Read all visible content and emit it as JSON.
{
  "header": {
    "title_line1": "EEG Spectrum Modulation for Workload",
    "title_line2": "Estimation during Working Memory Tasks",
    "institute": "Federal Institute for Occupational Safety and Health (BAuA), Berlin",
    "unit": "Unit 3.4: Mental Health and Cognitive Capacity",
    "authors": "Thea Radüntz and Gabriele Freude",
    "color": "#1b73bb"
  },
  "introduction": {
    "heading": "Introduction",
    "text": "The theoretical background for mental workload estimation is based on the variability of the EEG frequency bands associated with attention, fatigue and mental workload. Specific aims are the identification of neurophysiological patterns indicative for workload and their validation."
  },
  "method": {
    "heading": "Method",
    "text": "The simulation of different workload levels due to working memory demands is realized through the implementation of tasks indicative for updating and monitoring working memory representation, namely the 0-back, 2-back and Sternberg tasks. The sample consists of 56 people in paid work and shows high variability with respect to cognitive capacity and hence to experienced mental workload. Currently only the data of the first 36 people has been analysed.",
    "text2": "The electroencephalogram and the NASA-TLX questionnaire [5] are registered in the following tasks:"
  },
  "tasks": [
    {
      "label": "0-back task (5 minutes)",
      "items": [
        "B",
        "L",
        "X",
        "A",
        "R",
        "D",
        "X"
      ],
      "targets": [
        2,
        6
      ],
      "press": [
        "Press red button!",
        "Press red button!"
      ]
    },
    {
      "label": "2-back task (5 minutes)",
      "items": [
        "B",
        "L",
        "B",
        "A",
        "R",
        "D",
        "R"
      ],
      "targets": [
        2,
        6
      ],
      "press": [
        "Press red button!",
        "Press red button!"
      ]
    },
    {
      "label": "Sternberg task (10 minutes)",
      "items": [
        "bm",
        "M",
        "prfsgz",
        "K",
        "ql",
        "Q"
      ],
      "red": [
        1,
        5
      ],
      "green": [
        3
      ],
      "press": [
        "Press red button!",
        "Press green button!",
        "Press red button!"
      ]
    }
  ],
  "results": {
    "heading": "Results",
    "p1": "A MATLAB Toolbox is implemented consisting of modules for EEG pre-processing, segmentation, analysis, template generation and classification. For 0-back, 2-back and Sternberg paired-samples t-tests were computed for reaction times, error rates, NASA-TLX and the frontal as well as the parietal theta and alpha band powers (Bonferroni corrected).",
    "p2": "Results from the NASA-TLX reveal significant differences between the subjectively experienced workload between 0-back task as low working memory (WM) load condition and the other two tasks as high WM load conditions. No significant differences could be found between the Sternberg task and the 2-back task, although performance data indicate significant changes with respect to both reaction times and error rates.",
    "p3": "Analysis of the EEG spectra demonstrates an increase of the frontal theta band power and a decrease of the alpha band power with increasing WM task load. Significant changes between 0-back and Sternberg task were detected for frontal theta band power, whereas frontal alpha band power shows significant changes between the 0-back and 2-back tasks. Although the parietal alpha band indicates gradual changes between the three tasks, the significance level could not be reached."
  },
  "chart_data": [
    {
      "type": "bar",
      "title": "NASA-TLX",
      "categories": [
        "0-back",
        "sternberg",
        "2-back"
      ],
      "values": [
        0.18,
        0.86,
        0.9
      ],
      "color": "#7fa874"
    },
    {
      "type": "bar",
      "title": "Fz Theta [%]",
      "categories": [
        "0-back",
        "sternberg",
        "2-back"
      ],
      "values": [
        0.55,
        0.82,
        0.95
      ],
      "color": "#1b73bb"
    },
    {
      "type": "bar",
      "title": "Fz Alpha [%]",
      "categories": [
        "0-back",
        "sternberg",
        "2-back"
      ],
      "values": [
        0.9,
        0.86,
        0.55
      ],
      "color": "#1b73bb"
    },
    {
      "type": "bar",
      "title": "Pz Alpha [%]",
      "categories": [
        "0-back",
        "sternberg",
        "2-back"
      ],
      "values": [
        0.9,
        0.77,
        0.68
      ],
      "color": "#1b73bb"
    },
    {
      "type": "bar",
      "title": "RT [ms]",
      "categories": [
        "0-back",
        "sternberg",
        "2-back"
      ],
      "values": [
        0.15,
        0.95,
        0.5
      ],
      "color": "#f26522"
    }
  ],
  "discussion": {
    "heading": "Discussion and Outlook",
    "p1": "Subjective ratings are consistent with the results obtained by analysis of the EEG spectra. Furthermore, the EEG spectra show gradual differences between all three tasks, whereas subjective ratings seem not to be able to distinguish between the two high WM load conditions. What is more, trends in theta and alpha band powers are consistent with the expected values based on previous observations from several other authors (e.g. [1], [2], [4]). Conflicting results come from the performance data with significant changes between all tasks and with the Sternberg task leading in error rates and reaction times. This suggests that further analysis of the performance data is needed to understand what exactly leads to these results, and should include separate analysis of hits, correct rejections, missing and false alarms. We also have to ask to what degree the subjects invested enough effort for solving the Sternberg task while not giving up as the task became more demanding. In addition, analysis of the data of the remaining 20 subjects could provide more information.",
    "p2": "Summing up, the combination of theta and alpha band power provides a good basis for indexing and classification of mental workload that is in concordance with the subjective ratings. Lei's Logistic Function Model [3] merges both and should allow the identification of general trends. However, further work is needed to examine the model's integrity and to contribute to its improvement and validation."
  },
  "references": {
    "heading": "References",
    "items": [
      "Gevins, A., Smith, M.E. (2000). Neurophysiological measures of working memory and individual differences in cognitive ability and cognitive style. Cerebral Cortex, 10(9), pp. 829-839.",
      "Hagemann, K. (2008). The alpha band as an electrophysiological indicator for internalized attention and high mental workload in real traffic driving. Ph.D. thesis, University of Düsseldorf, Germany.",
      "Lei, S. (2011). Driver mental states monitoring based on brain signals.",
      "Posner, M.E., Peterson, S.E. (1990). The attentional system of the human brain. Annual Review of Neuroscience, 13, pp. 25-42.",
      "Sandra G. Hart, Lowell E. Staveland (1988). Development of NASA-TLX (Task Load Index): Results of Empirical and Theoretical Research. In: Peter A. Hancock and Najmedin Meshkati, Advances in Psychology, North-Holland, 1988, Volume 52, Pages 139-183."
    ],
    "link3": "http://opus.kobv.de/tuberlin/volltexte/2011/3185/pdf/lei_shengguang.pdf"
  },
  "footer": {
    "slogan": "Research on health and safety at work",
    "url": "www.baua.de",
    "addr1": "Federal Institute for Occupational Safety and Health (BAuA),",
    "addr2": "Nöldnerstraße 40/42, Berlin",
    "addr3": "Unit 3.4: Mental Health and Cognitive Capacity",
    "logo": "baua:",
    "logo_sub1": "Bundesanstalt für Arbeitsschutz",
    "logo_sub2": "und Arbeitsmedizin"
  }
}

▶ Prompt: From the first line to the last, please quote the material above exactly.

▶ Response:
Read all visible content and emit it as JSON.
{
  "header": {
    "title_line1": "EEG Spectrum Modulation for Workload",
    "title_line2": "Estimation during Working Memory Tasks",
    "institute": "Federal Institute for Occupational Safety and Health (BAuA), Berlin",
    "unit": "Unit 3.4: Mental Health and Cognitive Capacity",
    "authors": "Thea Radüntz and Gabriele Freude",
    "color": "#1b73bb"
  },
  "introduction": {
    "heading": "Introduction",
    "text": "The theoretical background for mental workload estimation is based on the variability of the EEG frequency bands associated with attention, fatigue and mental workload. Specific aims are the identification of neurophysiological patterns indicative for workload and their validation."
  },
  "method": {
    "heading": "Method",
    "text": "The simulation of different workload levels due to working memory demands is realized through the implementation of tasks indicative for updating and monitoring working memory representation, namely the 0-back, 2-back and Sternberg tasks. The sample consists of 56 people in paid work and shows high variability with respect to cognitive capacity and hence to experienced mental workload. Currently only the data of the first 36 people has been analysed.",
    "text2": "The electroencephalogram and the NASA-TLX questionnaire [5] are registered in the following tasks:"
  },
  "tasks": [
    {
      "label": "0-back task (5 minutes)",
      "items": [
        "B",
        "L",
        "X",
        "A",
        "R",
        "D",
        "X"
      ],
      "targets": [
        2,
        6
      ],
      "press": [
        "Press red button!",
        "Press red button!"
      ]
    },
    {
      "label": "2-back task (5 minutes)",
      "items": [
        "B",
        "L",
        "B",
        "A",
        "R",
        "D",
        "R"
      ],
      "targets": [
        2,
        6
      ],
      "press": [
        "Press red button!",
        "Press red button!"
      ]
    },
    {
      "label": "Sternberg task (10 minutes)",
      "items": [
        "bm",
        "M",
        "prfsgz",
        "K",
        "ql",
        "Q"
      ],
      "red": [
        1,
        5
      ],
      "green": [
        3
      ],
      "press": [
        "Press red button!",
        "Press green button!",
        "Press red button!"
      ]
    }
  ],
  "results": {
    "heading": "Results",
    "p1": "A MATLAB Toolbox is implemented consisting of modules for EEG pre-processing, segmentation, analysis, template generation and classification. For 0-back, 2-back and Sternberg paired-samples t-tests were computed for reaction times, error rates, NASA-TLX and the frontal as well as the parietal theta and alpha band powers (Bonferroni corrected).",
    "p2": "Results from the NASA-TLX reveal significant differences between the subjectively experienced workload between 0-back task as low working memory (WM) load condition and the other two tasks as high WM load conditions. No significant differences could be found between the Sternberg task and the 2-back task, although performance data indicate significant changes with respect to both reaction times and error rates.",
    "p3": "Analysis of the EEG spectra demonstrates an increase of the frontal theta band power and a decrease of the alpha band power with increasing WM task load. Significant changes between 0-back and Sternberg task were detected for frontal theta band power, whereas frontal alpha band power shows significant changes between the 0-back and 2-back tasks. Although the parietal alpha band indicates gradual changes between the three tasks, the significance level could not be reached."
  },
  "chart_data": [
    {
      "type": "bar",
      "title": "NASA-TLX",
      "categories": [
        "0-back",
        "sternberg",
        "2-back"
      ],
      "values": [
        0.18,
        0.86,
        0.9
      ],
      "color": "#7fa874"
    },
    {
      "type": "bar",
      "title": "Fz Theta [%]",
      "categories": [
        "0-back",
        "sternberg",
        "2-back"
      ],
      "values": [
        0.55,
        0.82,
        0.95
      ],
      "color": "#1b73bb"
    },
    {
      "type": "bar",
      "title": "Fz Alpha [%]",
      "categories": [
        "0-back",
        "sternberg",
        "2-back"
      ],
      "values": [
        0.9,
        0.86,
        0.55
      ],
      "color": "#1b73bb"
    },
    {
      "type": "bar",
      "title": "Pz Alpha [%]",
      "categories": [
        "0-back",
        "sternberg",
        "2-back"
      ],
      "values": [
        0.9,
        0.77,
        0.68
      ],
      "color": "#1b73bb"
    },
    {
      "type": "bar",
      "title": "RT [ms]",
      "categories": [
        "0-back",
        "sternberg",
        "2-back"
      ],
      "values": [
        0.15,
        0.95,
        0.5
      ],
      "color": "#f26522"
    }
  ],
  "discussion": {
    "heading": "Discussion and Outlook",
    "p1": "Subjective ratings are consistent with the results obtained by analysis of the EEG spectra. Furthermore, the EEG spectra show gradual differences between all three tasks, whereas subjective ratings seem not to be able to distinguish between the two high WM load conditions. What is more, trends in theta and alpha band powers are consistent with the expected values based on previous observations from several other authors (e.g. [1], [2], [4]). Conflicting results come from the performance data with significant changes between all tasks and with the Sternberg task leading in error rates and reaction times. This suggests that further analysis of the performance data is needed to understand what exactly leads to these results, and should include separate analysis of hits, correct rejections, missing and false alarms. We also have to ask to what degree the subjects invested enough effort for solving the Sternberg task while not giving up as the task became more demanding. In addition, analysis of the data of the remaining 20 subjects could provide more information.",
    "p2": "Summing up, the combination of theta and alpha band power provides a good basis for indexing and classification of mental workload that is in concordance with the subjective ratings. Lei's Logistic Function Model [3] merges both and should allow the identification of general trends. However, further work is needed to examine the model's integrity and to contribute to its improvement and validation."
  },
  "references": {
    "heading": "References",
    "items": [
      "Gevins, A., Smith, M.E. (2000). Neurophysiological measures of working memory and individual differences in cognitive ability and cognitive style. Cerebral Cortex, 10(9), pp. 829-839.",
      "Hagemann, K. (2008). The alpha band as an electrophysiological indicator for internalized attention and high mental workload in real traffic driving. Ph.D. thesis, University of Düsseldorf, Germany.",
      "Lei, S. (2011). Driver mental states monitoring based on brain signals.",
      "Posner, M.E., Peterson, S.E. (1990). The attentional system of the human brain. Annual Review of Neuroscience, 13, pp. 25-42.",
      "Sandra G. Hart, Lowell E. Staveland (1988). Development of NASA-TLX (Task Load Index): Results of Empirical and Theoretical Research. In: Peter A. Hancock and Najmedin Meshkati, Advances in Psychology, North-Holland, 1988, Volume 52, Pages 139-183."
    ],
    "link3": "http://opus.kobv.de/tuberlin/volltexte/2011/3185/pdf/lei_shengguang.pdf"
  },
  "footer": {
    "slogan": "Research on health and safety at work",
    "url": "www.baua.de",
    "addr1": "Federal Institute for Occupational Safety and Health (BAuA),",
    "addr2": "Nöldnerstraße 40/42, Berlin",
    "addr3": "Unit 3.4: Mental Health and Cognitive Capacity",
    "logo": "baua:",
    "logo_sub1": "Bundesanstalt für Arbeitsschutz",
    "logo_sub2": "und Arbeitsmedizin"
  }
}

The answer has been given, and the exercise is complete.